» **Aim**
Give the data below again exactly as written, without its pictures.

» **Items**
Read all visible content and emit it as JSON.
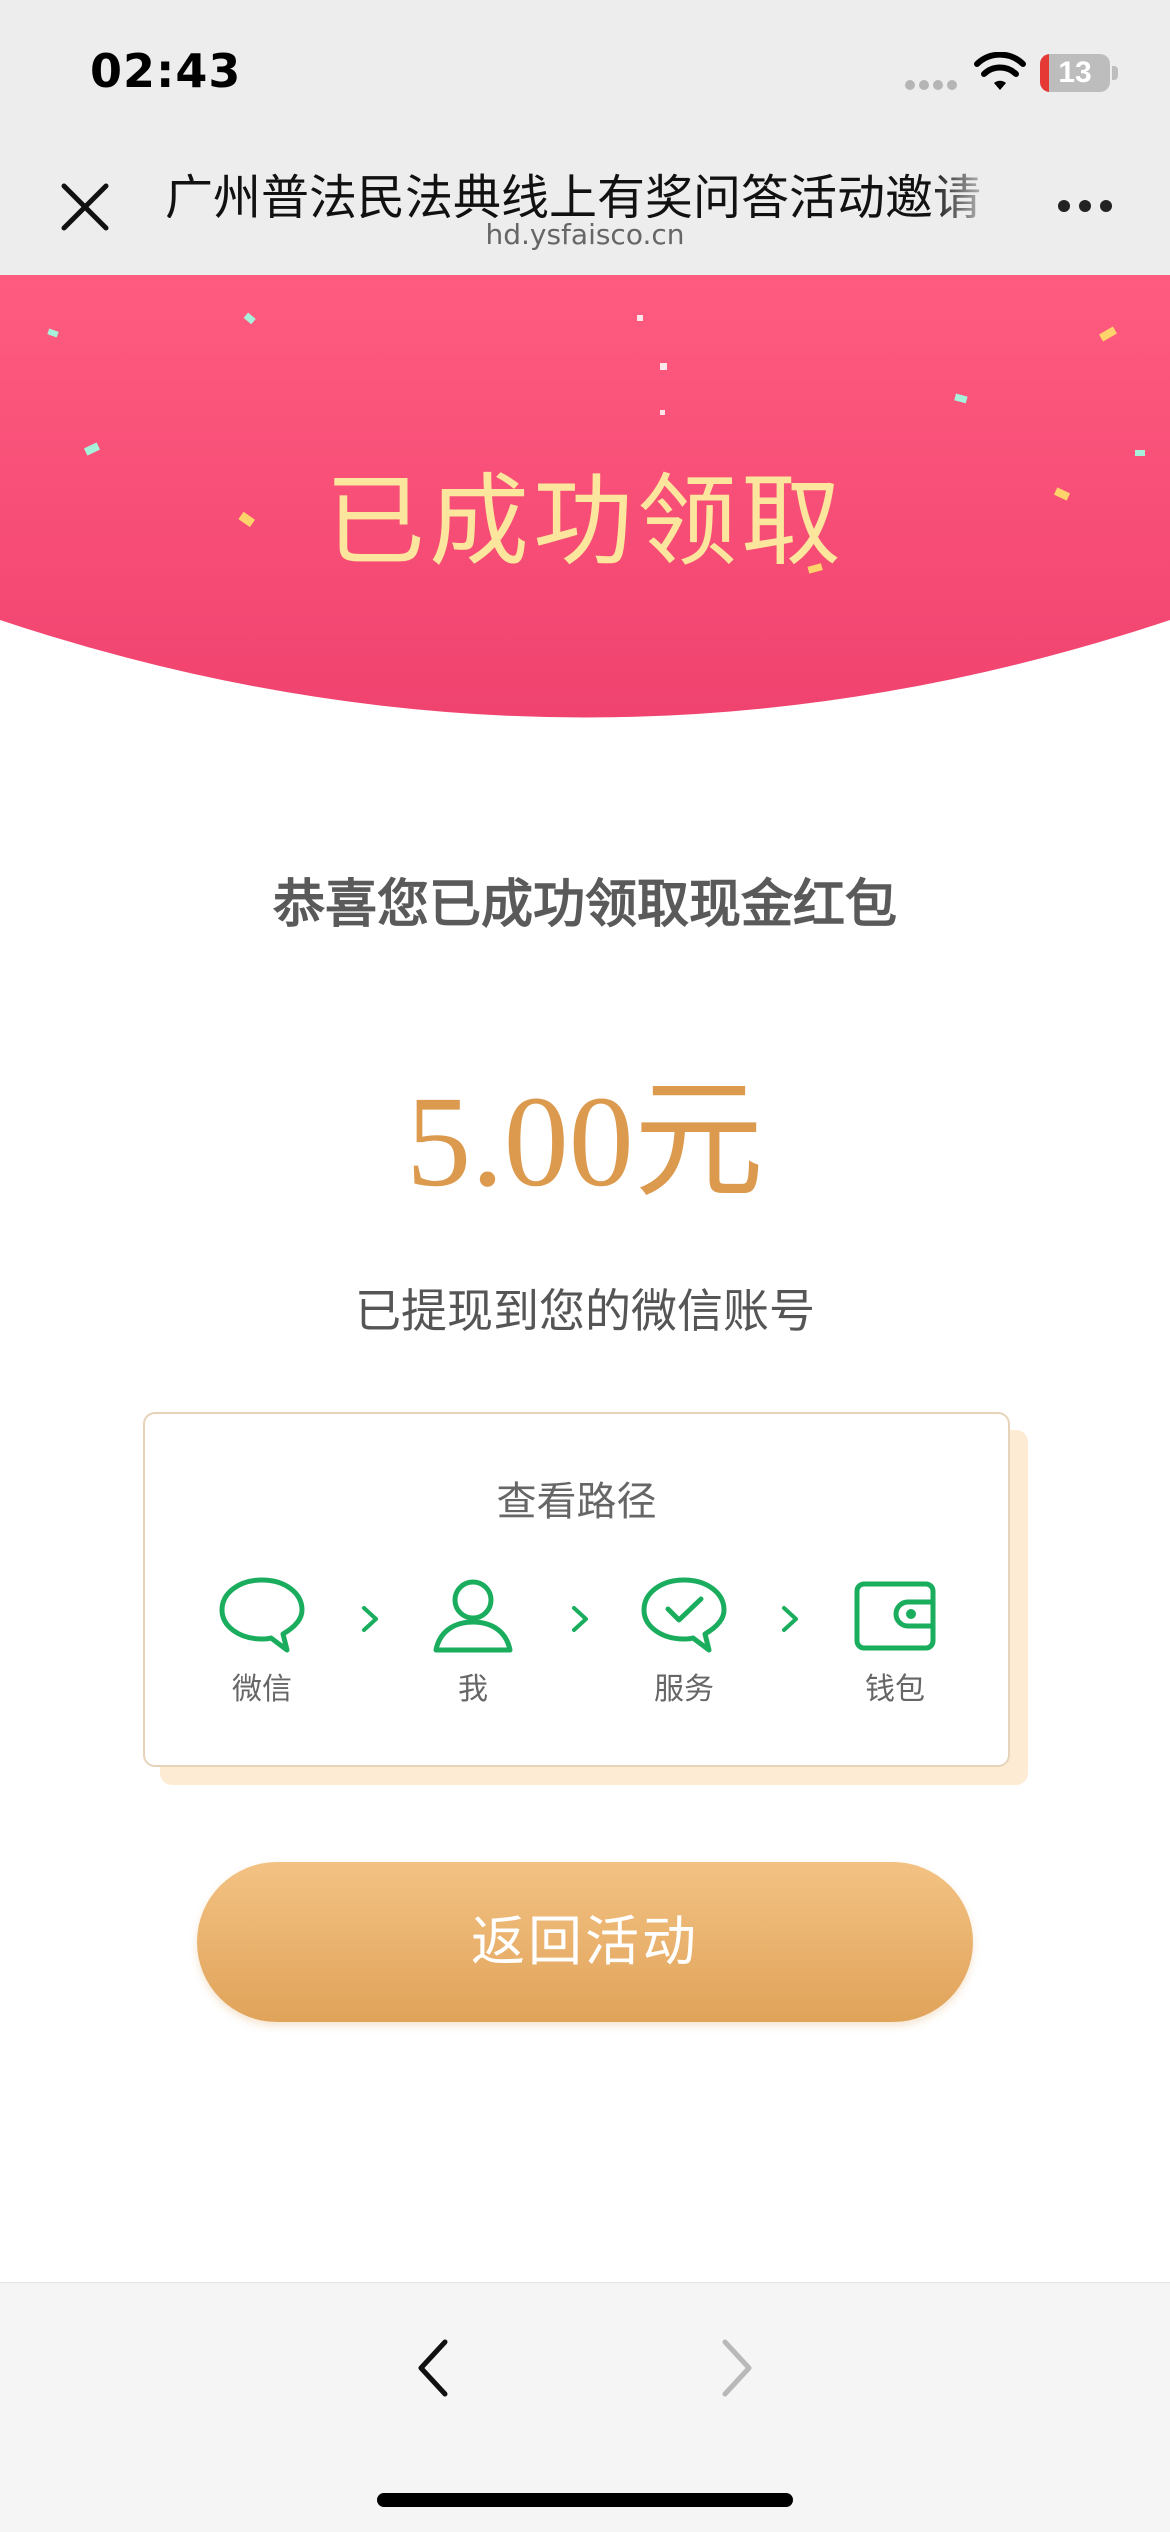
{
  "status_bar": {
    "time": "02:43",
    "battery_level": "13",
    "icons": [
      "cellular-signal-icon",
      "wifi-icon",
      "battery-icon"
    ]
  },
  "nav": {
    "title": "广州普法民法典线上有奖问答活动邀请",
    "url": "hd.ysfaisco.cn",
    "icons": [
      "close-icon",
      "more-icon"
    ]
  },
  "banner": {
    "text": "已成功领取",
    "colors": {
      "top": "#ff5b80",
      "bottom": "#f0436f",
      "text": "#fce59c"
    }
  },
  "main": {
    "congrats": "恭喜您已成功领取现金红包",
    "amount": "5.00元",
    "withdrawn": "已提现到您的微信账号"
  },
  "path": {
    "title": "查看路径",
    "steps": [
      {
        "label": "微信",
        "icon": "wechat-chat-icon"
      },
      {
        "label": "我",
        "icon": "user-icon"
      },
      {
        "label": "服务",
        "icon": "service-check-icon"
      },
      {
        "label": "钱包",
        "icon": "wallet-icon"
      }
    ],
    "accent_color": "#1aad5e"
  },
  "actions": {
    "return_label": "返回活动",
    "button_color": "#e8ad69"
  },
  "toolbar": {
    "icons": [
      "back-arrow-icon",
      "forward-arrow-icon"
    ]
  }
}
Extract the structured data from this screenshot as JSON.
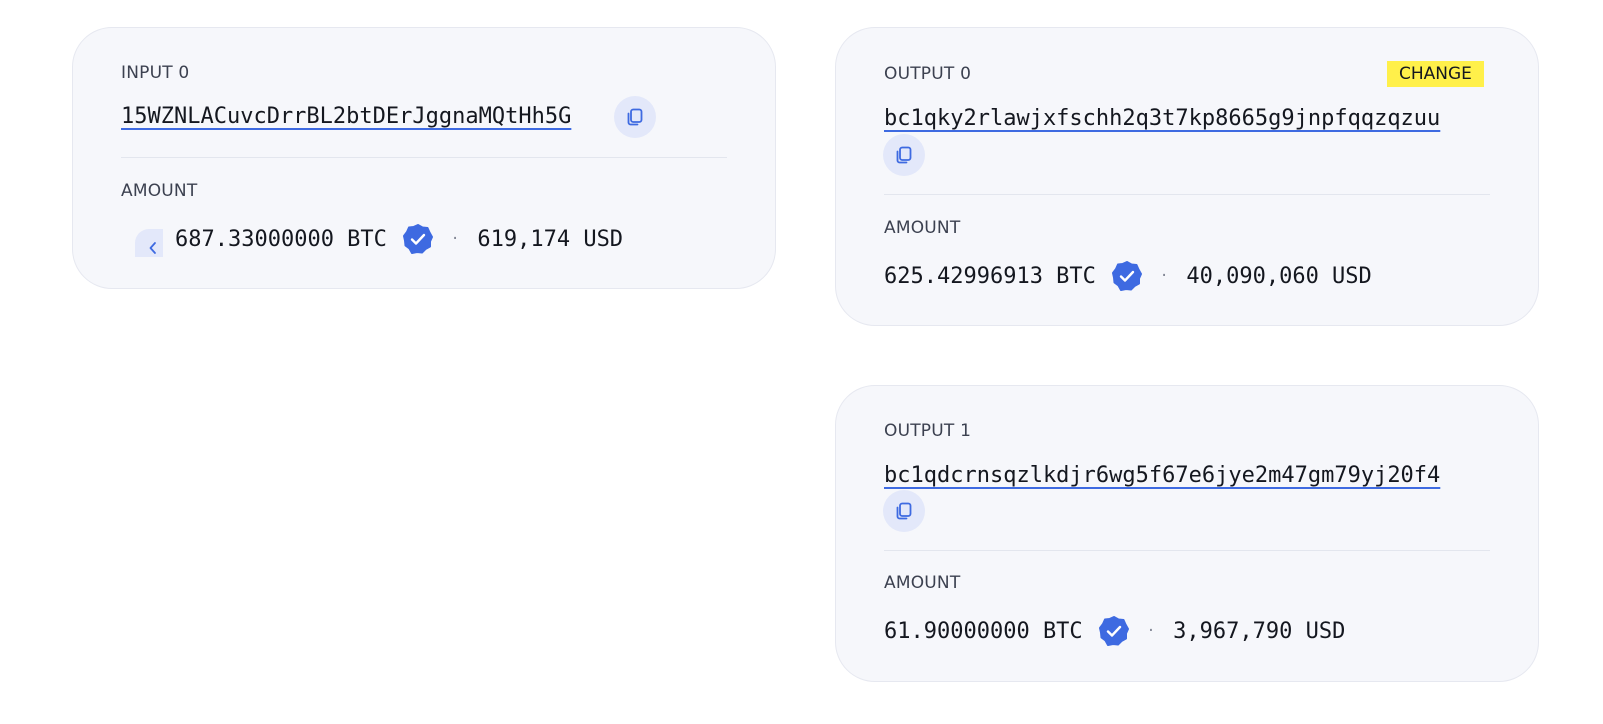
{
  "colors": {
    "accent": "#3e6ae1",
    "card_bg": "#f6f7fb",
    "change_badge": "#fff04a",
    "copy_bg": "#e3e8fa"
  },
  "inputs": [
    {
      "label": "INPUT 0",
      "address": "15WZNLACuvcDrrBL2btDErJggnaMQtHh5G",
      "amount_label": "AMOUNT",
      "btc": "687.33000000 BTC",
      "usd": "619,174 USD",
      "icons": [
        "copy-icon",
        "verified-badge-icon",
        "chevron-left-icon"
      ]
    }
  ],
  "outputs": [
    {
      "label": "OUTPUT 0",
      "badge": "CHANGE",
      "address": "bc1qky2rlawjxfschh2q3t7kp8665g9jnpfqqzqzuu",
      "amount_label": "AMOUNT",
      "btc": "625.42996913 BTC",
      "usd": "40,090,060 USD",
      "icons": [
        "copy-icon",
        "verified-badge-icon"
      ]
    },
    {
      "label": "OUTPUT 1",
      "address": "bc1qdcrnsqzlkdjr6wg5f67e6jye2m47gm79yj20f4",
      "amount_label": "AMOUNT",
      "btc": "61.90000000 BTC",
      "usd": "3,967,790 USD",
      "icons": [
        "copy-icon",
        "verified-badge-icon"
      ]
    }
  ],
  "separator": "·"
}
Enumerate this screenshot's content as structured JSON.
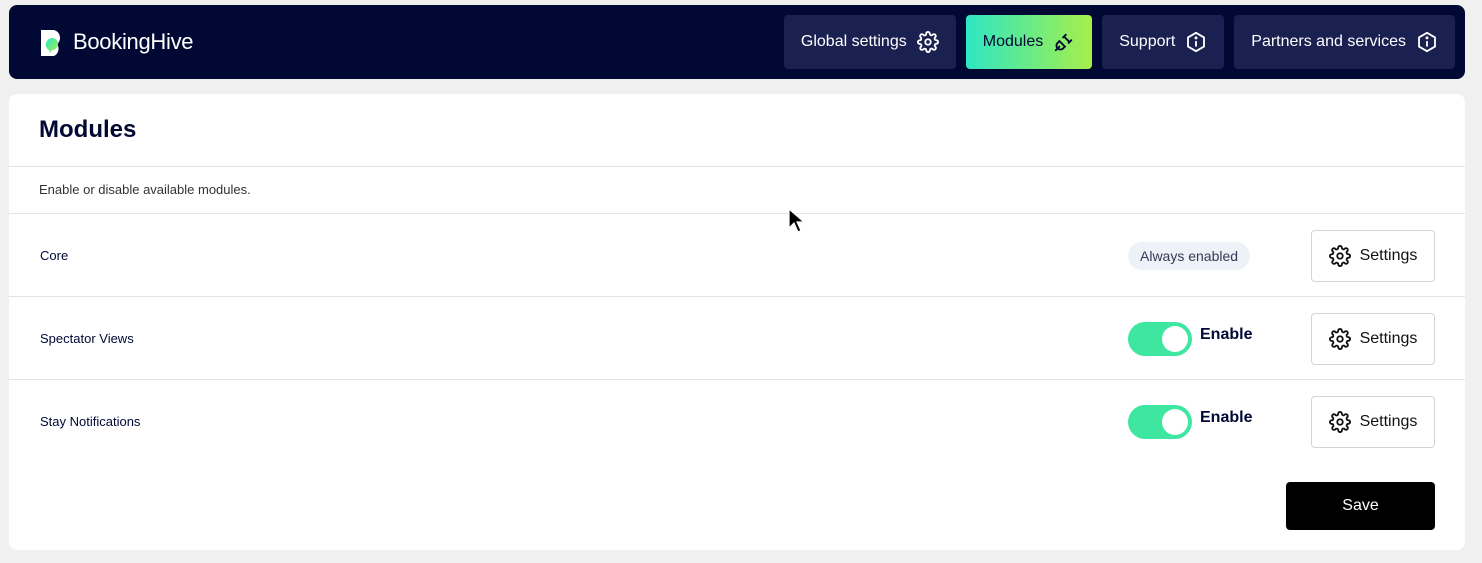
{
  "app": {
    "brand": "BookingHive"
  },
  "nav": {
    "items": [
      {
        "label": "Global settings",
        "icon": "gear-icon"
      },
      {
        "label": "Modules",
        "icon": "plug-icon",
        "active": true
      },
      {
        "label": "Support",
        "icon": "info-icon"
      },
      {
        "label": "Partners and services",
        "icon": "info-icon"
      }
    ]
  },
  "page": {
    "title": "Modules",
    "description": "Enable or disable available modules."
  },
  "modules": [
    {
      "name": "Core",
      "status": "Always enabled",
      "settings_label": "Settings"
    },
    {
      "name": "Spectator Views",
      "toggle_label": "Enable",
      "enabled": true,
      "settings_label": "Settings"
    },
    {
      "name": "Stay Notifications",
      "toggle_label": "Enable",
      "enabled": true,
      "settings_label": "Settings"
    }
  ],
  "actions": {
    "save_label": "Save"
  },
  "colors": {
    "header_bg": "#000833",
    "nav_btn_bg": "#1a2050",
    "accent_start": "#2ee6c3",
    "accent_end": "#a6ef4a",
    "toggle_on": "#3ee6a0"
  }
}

» **The result**
Read all visible content and emit it as JSON.
{
  "status_bar": {
    "time": "02:43",
    "battery_level": "13",
    "icons": [
      "cellular-signal-icon",
      "wifi-icon",
      "battery-icon"
    ]
  },
  "nav": {
    "title": "广州普法民法典线上有奖问答活动邀请",
    "url": "hd.ysfaisco.cn",
    "icons": [
      "close-icon",
      "more-icon"
    ]
  },
  "banner": {
    "text": "已成功领取",
    "colors": {
      "top": "#ff5b80",
      "bottom": "#f0436f",
      "text": "#fce59c"
    }
  },
  "main": {
    "congrats": "恭喜您已成功领取现金红包",
    "amount": "5.00元",
    "withdrawn": "已提现到您的微信账号"
  },
  "path": {
    "title": "查看路径",
    "steps": [
      {
        "label": "微信",
        "icon": "wechat-chat-icon"
      },
      {
        "label": "我",
        "icon": "user-icon"
      },
      {
        "label": "服务",
        "icon": "service-check-icon"
      },
      {
        "label": "钱包",
        "icon": "wallet-icon"
      }
    ],
    "accent_color": "#1aad5e"
  },
  "actions": {
    "return_label": "返回活动",
    "button_color": "#e8ad69"
  },
  "toolbar": {
    "icons": [
      "back-arrow-icon",
      "forward-arrow-icon"
    ]
  }
}
Extract the structured data from this screenshot as JSON.
{
  "colors": {
    "accent": "#3e6ae1",
    "card_bg": "#f6f7fb",
    "change_badge": "#fff04a",
    "copy_bg": "#e3e8fa"
  },
  "inputs": [
    {
      "label": "INPUT 0",
      "address": "15WZNLACuvcDrrBL2btDErJggnaMQtHh5G",
      "amount_label": "AMOUNT",
      "btc": "687.33000000 BTC",
      "usd": "619,174 USD",
      "icons": [
        "copy-icon",
        "verified-badge-icon",
        "chevron-left-icon"
      ]
    }
  ],
  "outputs": [
    {
      "label": "OUTPUT 0",
      "badge": "CHANGE",
      "address": "bc1qky2rlawjxfschh2q3t7kp8665g9jnpfqqzqzuu",
      "amount_label": "AMOUNT",
      "btc": "625.42996913 BTC",
      "usd": "40,090,060 USD",
      "icons": [
        "copy-icon",
        "verified-badge-icon"
      ]
    },
    {
      "label": "OUTPUT 1",
      "address": "bc1qdcrnsqzlkdjr6wg5f67e6jye2m47gm79yj20f4",
      "amount_label": "AMOUNT",
      "btc": "61.90000000 BTC",
      "usd": "3,967,790 USD",
      "icons": [
        "copy-icon",
        "verified-badge-icon"
      ]
    }
  ],
  "separator": "·"
}
Enumerate this screenshot's content as structured JSON.
{
  "app": {
    "brand": "BookingHive"
  },
  "nav": {
    "items": [
      {
        "label": "Global settings",
        "icon": "gear-icon"
      },
      {
        "label": "Modules",
        "icon": "plug-icon",
        "active": true
      },
      {
        "label": "Support",
        "icon": "info-icon"
      },
      {
        "label": "Partners and services",
        "icon": "info-icon"
      }
    ]
  },
  "page": {
    "title": "Modules",
    "description": "Enable or disable available modules."
  },
  "modules": [
    {
      "name": "Core",
      "status": "Always enabled",
      "settings_label": "Settings"
    },
    {
      "name": "Spectator Views",
      "toggle_label": "Enable",
      "enabled": true,
      "settings_label": "Settings"
    },
    {
      "name": "Stay Notifications",
      "toggle_label": "Enable",
      "enabled": true,
      "settings_label": "Settings"
    }
  ],
  "actions": {
    "save_label": "Save"
  },
  "colors": {
    "header_bg": "#000833",
    "nav_btn_bg": "#1a2050",
    "accent_start": "#2ee6c3",
    "accent_end": "#a6ef4a",
    "toggle_on": "#3ee6a0"
  }
}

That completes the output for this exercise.